* _Written request_
Edit the items below so that every "chevron-down-icon" becomes "caret-down-icon", leaving all else unchanged, and omit the pictures from your answer.

Material provided start

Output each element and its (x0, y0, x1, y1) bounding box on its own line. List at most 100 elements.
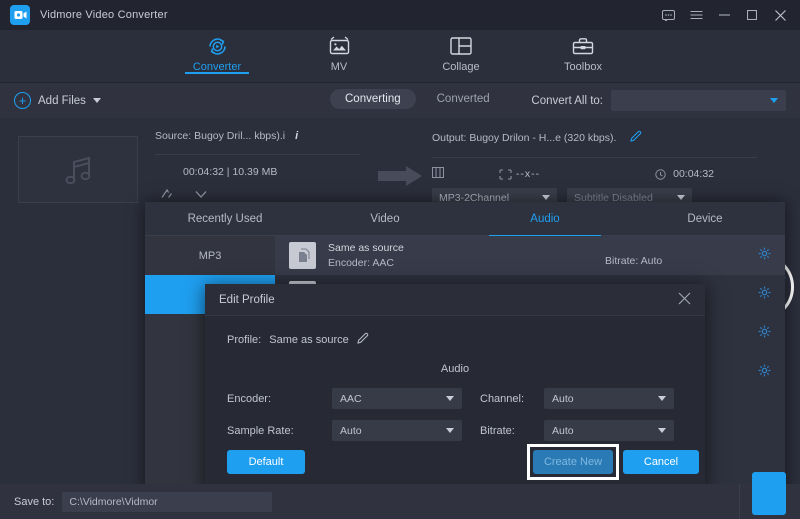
divider (155, 154, 360, 155)
main-nav: Converter MV Collage (0, 30, 800, 83)
profile-row-bitrate: Bitrate: Auto (605, 255, 662, 267)
gear-icon[interactable] (758, 325, 771, 343)
source-duration: 00:04:32 (183, 166, 224, 178)
tab-device[interactable]: Device (625, 202, 785, 236)
source-title-wrap: Source: Bugoy Dril... kbps).i i (155, 130, 360, 142)
tab-recently-used[interactable]: Recently Used (145, 202, 305, 236)
profile-row-thumbnail (289, 242, 316, 269)
create-new-highlight (527, 444, 619, 480)
resolution-icon-wrap: --x-- (499, 168, 540, 180)
plus-circle-icon: + (14, 92, 31, 109)
convert-all-to: Convert All to: (531, 90, 786, 111)
gear-icon[interactable] (758, 286, 771, 304)
encoder-value: AAC (340, 393, 362, 405)
nav-item-mv[interactable]: MV (299, 30, 379, 73)
music-note-icon (58, 150, 98, 190)
save-to-label: Save to: (14, 496, 54, 508)
status-tabs: Converting Converted (330, 89, 505, 109)
output-duration-wrap: 00:04:32 (655, 168, 714, 180)
save-to-field[interactable]: C:\Vidmore\Vidmor (62, 492, 272, 512)
bottom-bar: Save to: C:\Vidmore\Vidmor (0, 484, 800, 519)
output-duration: 00:04:32 (673, 168, 714, 180)
chevron-down-icon (446, 396, 454, 401)
chevron-down-icon (542, 195, 550, 200)
close-icon[interactable] (678, 292, 691, 307)
close-icon[interactable] (766, 0, 794, 30)
converter-icon (206, 34, 229, 58)
edit-profile-dialog: Edit Profile Profile: Same as source Aud… (205, 284, 705, 492)
add-files-button[interactable]: + Add Files (14, 92, 101, 109)
dialog-profile-label: Profile: (227, 334, 261, 346)
tab-video[interactable]: Video (305, 202, 465, 236)
profile-row-texts: Same as source Encoder: AAC (328, 242, 404, 269)
profile-row-name: Same as source (328, 242, 404, 254)
profile-row-same-as-source[interactable]: Same as source Encoder: AAC Bitrate: Aut… (275, 236, 785, 275)
pencil-icon[interactable] (357, 332, 369, 347)
encoder-label: Encoder: (227, 393, 332, 405)
chevron-down-icon (677, 195, 685, 200)
add-files-label: Add Files (38, 95, 86, 107)
output-meta: --x-- 00:04:32 (432, 167, 762, 181)
clock-icon (655, 169, 666, 180)
nav-label-collage: Collage (442, 61, 479, 73)
window-controls (654, 0, 800, 30)
sidebar-item-mp3[interactable]: MP3 (145, 236, 275, 275)
profile-tabs: Recently Used Video Audio Device (145, 202, 785, 236)
channel-select[interactable]: Auto (544, 388, 674, 409)
meta-separator: | (227, 166, 230, 178)
chevron-down-icon (446, 428, 454, 433)
source-meta: 00:04:32 | 10.39 MB (183, 166, 360, 178)
divider (739, 484, 740, 519)
encoder-select[interactable]: AAC (332, 388, 462, 409)
nav-label-mv: MV (331, 61, 348, 73)
title-bar: Vidmore Video Converter (0, 0, 800, 30)
nav-item-converter[interactable]: Converter (177, 30, 257, 73)
dialog-profile-row: Profile: Same as source (205, 316, 705, 347)
cancel-button[interactable]: Cancel (623, 450, 699, 474)
file-row: Source: Bugoy Dril... kbps).i i 00:04:32… (0, 118, 800, 208)
tab-converted[interactable]: Converted (422, 89, 505, 109)
hamburger-icon[interactable] (682, 0, 710, 30)
minimize-icon[interactable] (710, 0, 738, 30)
toolbox-icon (572, 34, 594, 58)
convert-all-to-select[interactable] (611, 90, 786, 111)
chevron-down-icon (658, 428, 666, 433)
source-label: Source: Bugoy Dril... kbps).i (155, 130, 285, 142)
comment-icon[interactable] (654, 0, 682, 30)
nav-item-toolbox[interactable]: Toolbox (543, 30, 623, 73)
dialog-title: Edit Profile (219, 294, 275, 306)
file-thumbnail[interactable] (18, 136, 138, 203)
nav-item-collage[interactable]: Collage (421, 30, 501, 73)
source-filesize: 10.39 MB (232, 166, 277, 178)
default-button[interactable]: Default (227, 450, 305, 474)
nav-label-converter: Converter (193, 61, 241, 73)
dialog-header: Edit Profile (205, 284, 705, 316)
toolbar: + Add Files Converting Converted Convert… (0, 83, 800, 118)
chevron-down-icon[interactable] (93, 98, 101, 103)
app-title: Vidmore Video Converter (40, 9, 168, 21)
app-window: Vidmore Video Converter (0, 0, 800, 519)
tab-audio[interactable]: Audio (465, 202, 625, 236)
mv-icon (328, 34, 351, 58)
dialog-section-title: Audio (205, 363, 705, 375)
channel-value: Auto (552, 393, 574, 405)
nav-label-toolbox: Toolbox (564, 61, 602, 73)
maximize-icon[interactable] (738, 0, 766, 30)
collage-icon (450, 34, 472, 58)
output-column: Output: Bugoy Drilon - H...e (320 kbps).… (432, 130, 762, 207)
save-to-value: C:\Vidmore\Vidmor (69, 496, 157, 508)
gear-icon[interactable] (758, 364, 771, 382)
arrow-right-icon (378, 166, 422, 191)
source-column: Source: Bugoy Dril... kbps).i i 00:04:32… (155, 130, 360, 204)
gear-icon[interactable] (758, 247, 771, 265)
chevron-down-icon (658, 396, 666, 401)
app-logo-icon (10, 5, 30, 25)
tab-converting[interactable]: Converting (330, 89, 416, 109)
channel-label: Channel: (462, 393, 544, 405)
video-track-icon (432, 167, 444, 181)
convert-all-button[interactable] (752, 472, 786, 515)
output-label: Output: Bugoy Drilon - H...e (320 kbps). (432, 132, 616, 144)
chevron-down-icon (770, 98, 778, 103)
info-icon[interactable]: i (295, 130, 298, 142)
pencil-icon[interactable] (630, 130, 642, 145)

Material provided end

* _Full answer_
Output each element and its (x0, y0, x1, y1) bounding box on its own line. List at most 100 elements.
divider (155, 154, 360, 155)
main-nav: Converter MV Collage (0, 30, 800, 83)
profile-row-bitrate: Bitrate: Auto (605, 255, 662, 267)
gear-icon[interactable] (758, 325, 771, 343)
source-duration: 00:04:32 (183, 166, 224, 178)
tab-device[interactable]: Device (625, 202, 785, 236)
source-title-wrap: Source: Bugoy Dril... kbps).i i (155, 130, 360, 142)
tab-recently-used[interactable]: Recently Used (145, 202, 305, 236)
profile-row-thumbnail (289, 242, 316, 269)
create-new-highlight (527, 444, 619, 480)
resolution-icon-wrap: --x-- (499, 168, 540, 180)
plus-circle-icon: + (14, 92, 31, 109)
convert-all-to: Convert All to: (531, 90, 786, 111)
gear-icon[interactable] (758, 286, 771, 304)
encoder-value: AAC (340, 393, 362, 405)
nav-item-mv[interactable]: MV (299, 30, 379, 73)
music-note-icon (58, 150, 98, 190)
save-to-label: Save to: (14, 496, 54, 508)
status-tabs: Converting Converted (330, 89, 505, 109)
output-duration-wrap: 00:04:32 (655, 168, 714, 180)
save-to-field[interactable]: C:\Vidmore\Vidmor (62, 492, 272, 512)
bottom-bar: Save to: C:\Vidmore\Vidmor (0, 484, 800, 519)
output-duration: 00:04:32 (673, 168, 714, 180)
caret-down-icon (446, 396, 454, 401)
caret-down-icon (542, 195, 550, 200)
close-icon[interactable] (678, 292, 691, 307)
close-icon[interactable] (766, 0, 794, 30)
converter-icon (206, 34, 229, 58)
edit-profile-dialog: Edit Profile Profile: Same as source Aud… (205, 284, 705, 492)
add-files-button[interactable]: + Add Files (14, 92, 101, 109)
dialog-profile-label: Profile: (227, 334, 261, 346)
tab-video[interactable]: Video (305, 202, 465, 236)
profile-row-texts: Same as source Encoder: AAC (328, 242, 404, 269)
profile-row-name: Same as source (328, 242, 404, 254)
profile-row-same-as-source[interactable]: Same as source Encoder: AAC Bitrate: Aut… (275, 236, 785, 275)
pencil-icon[interactable] (357, 332, 369, 347)
encoder-label: Encoder: (227, 393, 332, 405)
caret-down-icon (677, 195, 685, 200)
add-files-label: Add Files (38, 95, 86, 107)
output-meta: --x-- 00:04:32 (432, 167, 762, 181)
clock-icon (655, 169, 666, 180)
nav-label-collage: Collage (442, 61, 479, 73)
window-controls (654, 0, 800, 30)
sidebar-item-mp3[interactable]: MP3 (145, 236, 275, 275)
profile-tabs: Recently Used Video Audio Device (145, 202, 785, 236)
channel-select[interactable]: Auto (544, 388, 674, 409)
meta-separator: | (227, 166, 230, 178)
caret-down-icon (446, 428, 454, 433)
source-meta: 00:04:32 | 10.39 MB (183, 166, 360, 178)
divider (739, 484, 740, 519)
encoder-select[interactable]: AAC (332, 388, 462, 409)
nav-label-mv: MV (331, 61, 348, 73)
title-bar: Vidmore Video Converter (0, 0, 800, 30)
nav-item-converter[interactable]: Converter (177, 30, 257, 73)
dialog-profile-row: Profile: Same as source (205, 316, 705, 347)
cancel-button[interactable]: Cancel (623, 450, 699, 474)
file-row: Source: Bugoy Dril... kbps).i i 00:04:32… (0, 118, 800, 208)
tab-converted[interactable]: Converted (422, 89, 505, 109)
hamburger-icon[interactable] (682, 0, 710, 30)
minimize-icon[interactable] (710, 0, 738, 30)
toolbox-icon (572, 34, 594, 58)
convert-all-to-select[interactable] (611, 90, 786, 111)
caret-down-icon (658, 428, 666, 433)
source-label: Source: Bugoy Dril... kbps).i (155, 130, 285, 142)
comment-icon[interactable] (654, 0, 682, 30)
nav-item-toolbox[interactable]: Toolbox (543, 30, 623, 73)
dialog-title: Edit Profile (219, 294, 275, 306)
file-thumbnail[interactable] (18, 136, 138, 203)
nav-item-collage[interactable]: Collage (421, 30, 501, 73)
source-filesize: 10.39 MB (232, 166, 277, 178)
default-button[interactable]: Default (227, 450, 305, 474)
nav-label-converter: Converter (193, 61, 241, 73)
dialog-header: Edit Profile (205, 284, 705, 316)
toolbar: + Add Files Converting Converted Convert… (0, 83, 800, 118)
caret-down-icon[interactable] (93, 98, 101, 103)
app-title: Vidmore Video Converter (40, 9, 168, 21)
app-window: Vidmore Video Converter (0, 0, 800, 519)
tab-audio[interactable]: Audio (465, 202, 625, 236)
mv-icon (328, 34, 351, 58)
dialog-section-title: Audio (205, 363, 705, 375)
channel-value: Auto (552, 393, 574, 405)
nav-label-toolbox: Toolbox (564, 61, 602, 73)
maximize-icon[interactable] (738, 0, 766, 30)
collage-icon (450, 34, 472, 58)
output-column: Output: Bugoy Drilon - H...e (320 kbps).… (432, 130, 762, 207)
save-to-value: C:\Vidmore\Vidmor (69, 496, 157, 508)
gear-icon[interactable] (758, 364, 771, 382)
arrow-right-icon (378, 166, 422, 191)
source-column: Source: Bugoy Dril... kbps).i i 00:04:32… (155, 130, 360, 204)
gear-icon[interactable] (758, 247, 771, 265)
caret-down-icon (658, 396, 666, 401)
app-logo-icon (10, 5, 30, 25)
tab-converting[interactable]: Converting (330, 89, 416, 109)
channel-label: Channel: (462, 393, 544, 405)
video-track-icon (432, 167, 444, 181)
convert-all-button[interactable] (752, 472, 786, 515)
output-label: Output: Bugoy Drilon - H...e (320 kbps). (432, 132, 616, 144)
caret-down-icon (770, 98, 778, 103)
info-icon[interactable]: i (295, 130, 298, 142)
pencil-icon[interactable] (630, 130, 642, 145)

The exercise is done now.